■ WHAT YOU WILL DO
Show every line in the records below that contains the word "PLEXUS".

■ RECORD SET

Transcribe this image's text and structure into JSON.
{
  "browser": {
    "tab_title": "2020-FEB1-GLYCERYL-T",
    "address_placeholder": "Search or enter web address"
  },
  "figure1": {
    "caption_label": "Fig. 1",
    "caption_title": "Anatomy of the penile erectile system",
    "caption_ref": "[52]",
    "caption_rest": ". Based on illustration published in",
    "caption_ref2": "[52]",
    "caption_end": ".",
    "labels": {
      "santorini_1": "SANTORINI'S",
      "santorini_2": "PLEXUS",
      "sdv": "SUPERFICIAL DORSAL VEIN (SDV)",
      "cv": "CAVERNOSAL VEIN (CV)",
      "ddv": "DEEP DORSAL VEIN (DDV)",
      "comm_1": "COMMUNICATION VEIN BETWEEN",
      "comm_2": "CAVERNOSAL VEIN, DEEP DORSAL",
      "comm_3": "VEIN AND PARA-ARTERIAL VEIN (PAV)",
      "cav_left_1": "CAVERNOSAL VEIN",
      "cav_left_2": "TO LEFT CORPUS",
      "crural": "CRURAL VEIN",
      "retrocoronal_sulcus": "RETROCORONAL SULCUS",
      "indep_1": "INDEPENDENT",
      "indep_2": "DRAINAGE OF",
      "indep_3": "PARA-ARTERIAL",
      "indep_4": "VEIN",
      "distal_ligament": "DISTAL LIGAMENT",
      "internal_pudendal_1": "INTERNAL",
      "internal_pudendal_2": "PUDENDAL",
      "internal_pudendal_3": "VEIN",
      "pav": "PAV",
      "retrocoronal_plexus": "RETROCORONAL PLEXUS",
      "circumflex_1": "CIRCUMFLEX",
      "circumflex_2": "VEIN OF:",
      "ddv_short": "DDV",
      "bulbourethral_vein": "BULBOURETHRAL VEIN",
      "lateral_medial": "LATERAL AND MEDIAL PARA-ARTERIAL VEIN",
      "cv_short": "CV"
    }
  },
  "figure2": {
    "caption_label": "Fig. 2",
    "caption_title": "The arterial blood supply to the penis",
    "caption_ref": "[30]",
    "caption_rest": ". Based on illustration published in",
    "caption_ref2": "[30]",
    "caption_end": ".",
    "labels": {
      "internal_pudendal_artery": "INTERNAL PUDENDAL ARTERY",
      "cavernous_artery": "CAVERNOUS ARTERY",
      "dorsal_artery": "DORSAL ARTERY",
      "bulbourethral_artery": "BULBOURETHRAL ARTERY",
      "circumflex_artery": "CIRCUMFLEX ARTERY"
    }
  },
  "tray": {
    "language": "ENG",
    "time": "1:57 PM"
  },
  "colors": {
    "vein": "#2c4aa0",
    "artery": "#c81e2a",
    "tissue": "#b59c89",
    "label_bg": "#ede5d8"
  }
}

...

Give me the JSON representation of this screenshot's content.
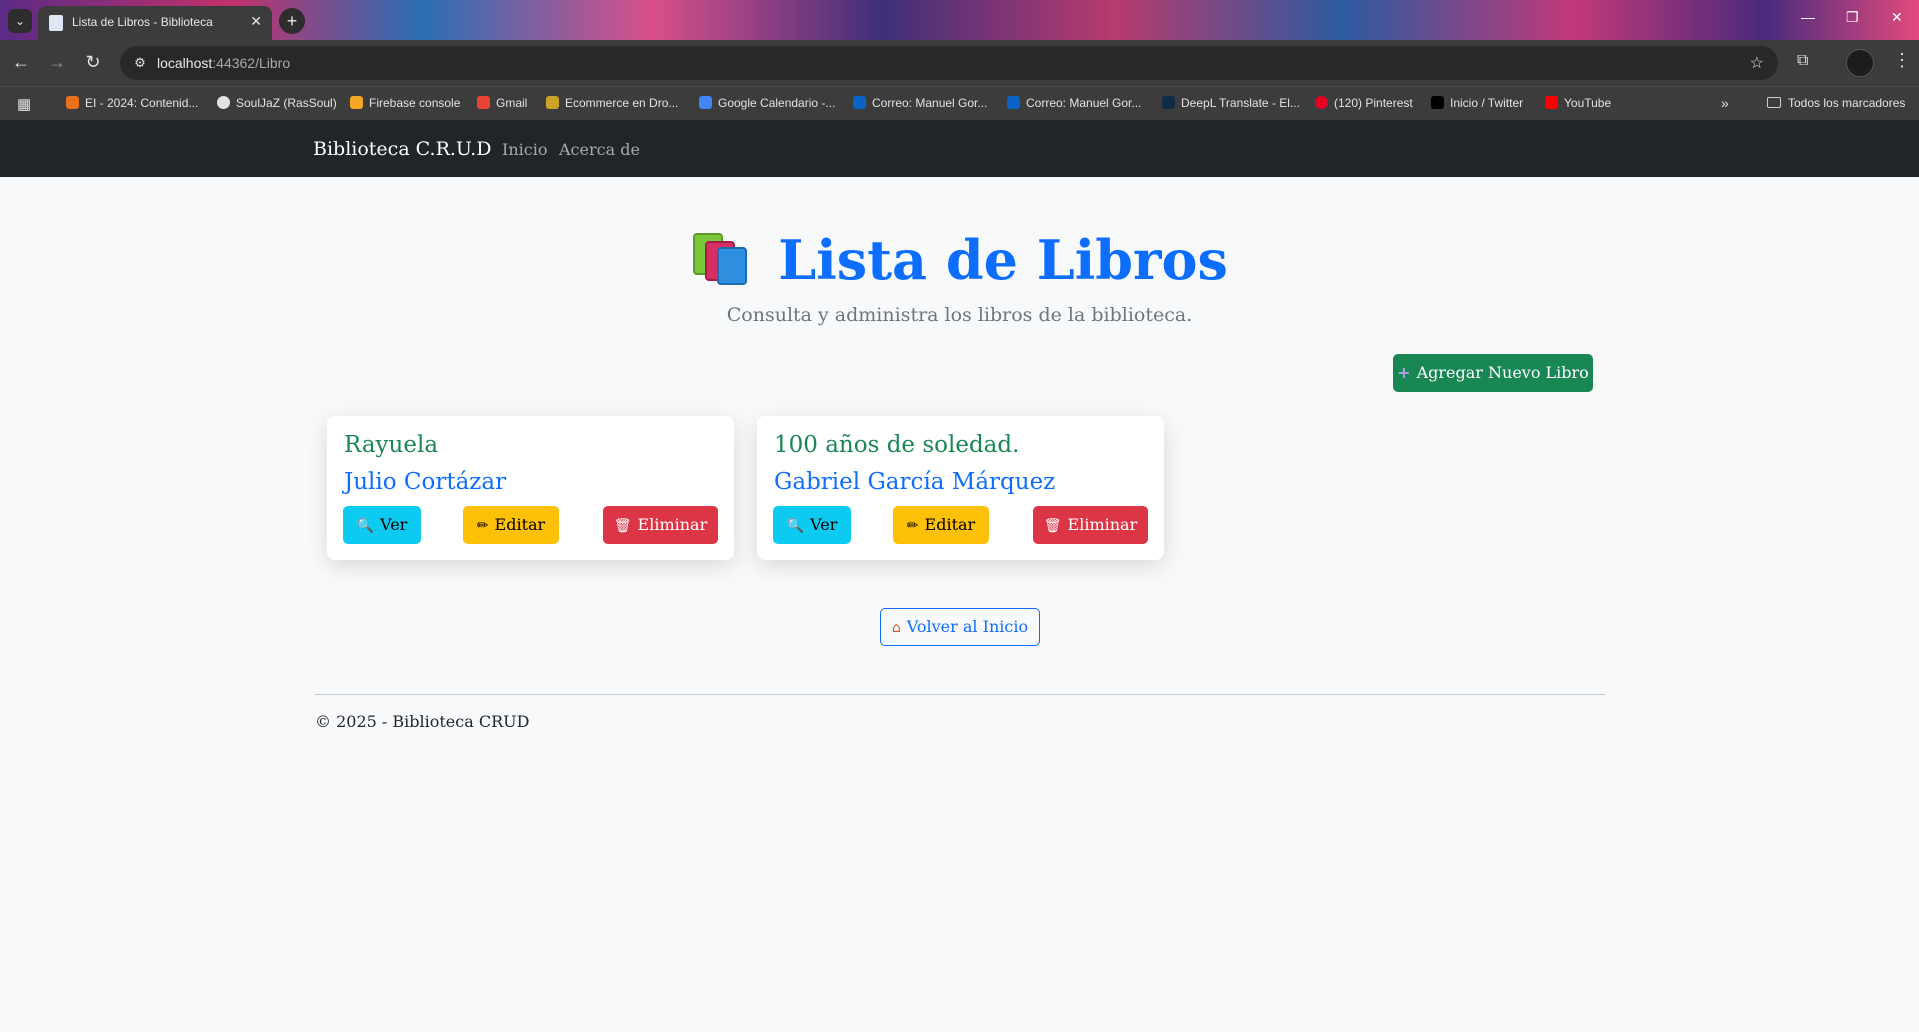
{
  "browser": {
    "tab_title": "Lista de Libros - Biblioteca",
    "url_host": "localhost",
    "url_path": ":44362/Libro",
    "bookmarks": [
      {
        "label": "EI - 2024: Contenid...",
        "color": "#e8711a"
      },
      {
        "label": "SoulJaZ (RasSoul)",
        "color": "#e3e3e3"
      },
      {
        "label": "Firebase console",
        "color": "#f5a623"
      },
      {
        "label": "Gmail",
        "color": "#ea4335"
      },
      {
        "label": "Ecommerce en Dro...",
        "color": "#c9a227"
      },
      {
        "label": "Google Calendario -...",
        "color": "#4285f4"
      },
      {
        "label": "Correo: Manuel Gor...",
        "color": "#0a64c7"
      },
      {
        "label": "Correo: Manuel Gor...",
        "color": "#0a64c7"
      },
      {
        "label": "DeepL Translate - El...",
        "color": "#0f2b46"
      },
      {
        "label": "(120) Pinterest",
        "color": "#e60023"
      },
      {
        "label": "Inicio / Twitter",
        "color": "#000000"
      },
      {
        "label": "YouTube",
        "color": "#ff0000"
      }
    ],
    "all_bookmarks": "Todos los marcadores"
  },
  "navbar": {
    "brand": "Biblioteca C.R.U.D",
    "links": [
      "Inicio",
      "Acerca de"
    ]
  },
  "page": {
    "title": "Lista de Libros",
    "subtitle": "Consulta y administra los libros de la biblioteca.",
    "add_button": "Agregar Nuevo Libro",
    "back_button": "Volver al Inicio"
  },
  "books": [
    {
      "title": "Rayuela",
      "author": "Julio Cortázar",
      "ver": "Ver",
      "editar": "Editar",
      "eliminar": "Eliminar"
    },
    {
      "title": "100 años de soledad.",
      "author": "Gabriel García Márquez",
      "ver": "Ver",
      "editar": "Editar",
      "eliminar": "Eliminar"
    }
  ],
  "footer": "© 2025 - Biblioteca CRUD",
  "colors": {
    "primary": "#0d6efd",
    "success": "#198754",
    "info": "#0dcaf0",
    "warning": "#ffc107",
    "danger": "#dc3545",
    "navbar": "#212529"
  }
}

---

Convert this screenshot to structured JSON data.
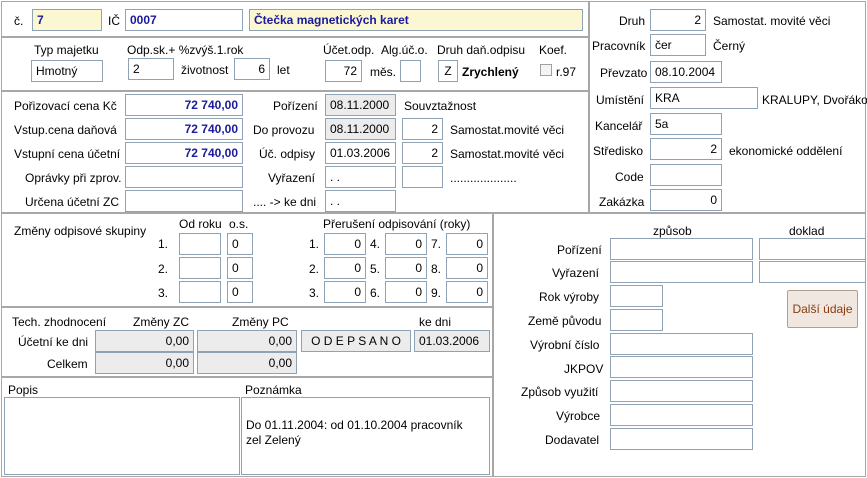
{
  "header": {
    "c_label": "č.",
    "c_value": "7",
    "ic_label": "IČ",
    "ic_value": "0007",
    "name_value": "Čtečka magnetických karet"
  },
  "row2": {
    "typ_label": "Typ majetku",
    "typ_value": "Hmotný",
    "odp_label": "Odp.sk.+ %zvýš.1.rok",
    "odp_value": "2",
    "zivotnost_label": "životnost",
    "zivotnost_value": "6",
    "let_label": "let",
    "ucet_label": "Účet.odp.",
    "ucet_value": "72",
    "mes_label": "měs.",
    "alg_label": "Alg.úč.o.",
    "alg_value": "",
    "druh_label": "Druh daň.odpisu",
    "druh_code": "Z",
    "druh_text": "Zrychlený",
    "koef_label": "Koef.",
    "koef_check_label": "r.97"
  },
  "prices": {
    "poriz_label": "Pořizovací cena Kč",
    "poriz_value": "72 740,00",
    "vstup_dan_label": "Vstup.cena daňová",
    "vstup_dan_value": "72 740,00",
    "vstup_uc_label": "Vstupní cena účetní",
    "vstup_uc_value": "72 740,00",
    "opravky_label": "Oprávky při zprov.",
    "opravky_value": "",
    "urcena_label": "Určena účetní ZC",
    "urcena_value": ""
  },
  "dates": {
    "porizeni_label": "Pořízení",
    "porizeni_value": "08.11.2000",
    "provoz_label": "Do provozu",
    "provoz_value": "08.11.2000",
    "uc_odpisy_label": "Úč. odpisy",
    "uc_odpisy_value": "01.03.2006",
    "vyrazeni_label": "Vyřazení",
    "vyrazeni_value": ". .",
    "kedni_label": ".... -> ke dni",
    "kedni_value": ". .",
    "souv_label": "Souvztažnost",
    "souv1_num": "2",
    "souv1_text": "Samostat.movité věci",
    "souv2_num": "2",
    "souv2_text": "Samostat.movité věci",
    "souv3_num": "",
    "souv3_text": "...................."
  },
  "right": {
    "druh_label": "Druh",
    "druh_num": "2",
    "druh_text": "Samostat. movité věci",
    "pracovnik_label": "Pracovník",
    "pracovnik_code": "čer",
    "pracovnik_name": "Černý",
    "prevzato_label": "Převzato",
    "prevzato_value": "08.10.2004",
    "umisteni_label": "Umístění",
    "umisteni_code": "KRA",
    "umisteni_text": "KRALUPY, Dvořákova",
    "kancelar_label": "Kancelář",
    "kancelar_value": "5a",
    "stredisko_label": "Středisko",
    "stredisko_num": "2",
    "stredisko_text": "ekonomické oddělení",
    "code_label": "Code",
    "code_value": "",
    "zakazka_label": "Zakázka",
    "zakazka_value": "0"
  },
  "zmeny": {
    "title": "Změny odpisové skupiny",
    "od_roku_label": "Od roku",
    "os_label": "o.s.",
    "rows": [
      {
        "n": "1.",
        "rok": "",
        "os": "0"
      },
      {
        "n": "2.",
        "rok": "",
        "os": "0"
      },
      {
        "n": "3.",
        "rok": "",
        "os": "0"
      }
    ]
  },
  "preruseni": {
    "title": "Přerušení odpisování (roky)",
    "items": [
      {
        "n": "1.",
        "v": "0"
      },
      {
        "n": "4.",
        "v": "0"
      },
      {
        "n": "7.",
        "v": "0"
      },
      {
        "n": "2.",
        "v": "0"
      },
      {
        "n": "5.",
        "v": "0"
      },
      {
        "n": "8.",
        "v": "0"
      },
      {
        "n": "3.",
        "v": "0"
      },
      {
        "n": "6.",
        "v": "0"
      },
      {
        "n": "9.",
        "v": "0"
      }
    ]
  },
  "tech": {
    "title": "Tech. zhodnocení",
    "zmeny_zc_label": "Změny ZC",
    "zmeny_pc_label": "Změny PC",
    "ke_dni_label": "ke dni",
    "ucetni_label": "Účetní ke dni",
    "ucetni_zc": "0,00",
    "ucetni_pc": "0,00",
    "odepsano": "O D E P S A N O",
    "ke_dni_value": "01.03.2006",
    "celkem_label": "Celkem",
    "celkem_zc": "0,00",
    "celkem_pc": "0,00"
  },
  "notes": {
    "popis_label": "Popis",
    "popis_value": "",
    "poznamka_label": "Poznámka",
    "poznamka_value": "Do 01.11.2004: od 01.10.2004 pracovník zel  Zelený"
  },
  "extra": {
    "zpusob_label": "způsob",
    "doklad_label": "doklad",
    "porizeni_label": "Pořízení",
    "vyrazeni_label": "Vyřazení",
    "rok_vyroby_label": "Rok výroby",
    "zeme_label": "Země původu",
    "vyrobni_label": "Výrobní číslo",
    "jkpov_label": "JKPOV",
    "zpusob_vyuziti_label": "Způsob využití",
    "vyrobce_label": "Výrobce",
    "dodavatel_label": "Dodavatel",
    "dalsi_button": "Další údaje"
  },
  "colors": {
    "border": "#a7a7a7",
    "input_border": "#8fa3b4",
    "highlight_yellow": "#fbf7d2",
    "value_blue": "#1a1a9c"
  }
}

■ WORKED ANSWER
      "santorini_2": "PLEXUS",
      "retrocoronal_plexus": "RETROCORONAL PLEXUS",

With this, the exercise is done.